■ **TASK PROMPT**
Count every line of the listing where the string "title" occurs, and reply with the count alone.

■ **RECORDS FOR PROCESSING**
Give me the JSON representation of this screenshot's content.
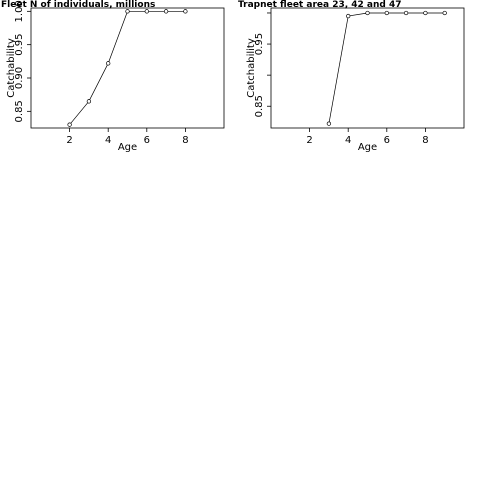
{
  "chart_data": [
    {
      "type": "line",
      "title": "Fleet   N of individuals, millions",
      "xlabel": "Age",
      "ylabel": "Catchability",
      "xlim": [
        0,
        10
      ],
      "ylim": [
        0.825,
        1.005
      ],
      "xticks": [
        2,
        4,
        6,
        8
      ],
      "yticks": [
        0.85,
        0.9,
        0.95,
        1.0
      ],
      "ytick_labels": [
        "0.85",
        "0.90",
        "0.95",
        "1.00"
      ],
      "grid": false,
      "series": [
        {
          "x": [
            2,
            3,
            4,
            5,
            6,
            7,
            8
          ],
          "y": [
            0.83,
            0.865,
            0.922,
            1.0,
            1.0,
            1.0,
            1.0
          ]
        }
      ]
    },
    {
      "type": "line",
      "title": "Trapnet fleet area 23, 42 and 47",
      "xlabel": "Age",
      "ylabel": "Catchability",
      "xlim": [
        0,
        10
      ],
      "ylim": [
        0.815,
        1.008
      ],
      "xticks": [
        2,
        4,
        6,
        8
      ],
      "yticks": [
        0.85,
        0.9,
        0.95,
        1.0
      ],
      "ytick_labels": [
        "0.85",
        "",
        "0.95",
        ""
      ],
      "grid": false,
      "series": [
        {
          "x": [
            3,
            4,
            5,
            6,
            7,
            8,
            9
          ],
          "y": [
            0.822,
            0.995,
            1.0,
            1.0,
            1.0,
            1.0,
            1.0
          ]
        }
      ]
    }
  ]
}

■ **SOLUTION TO THIS EXERCISE**
2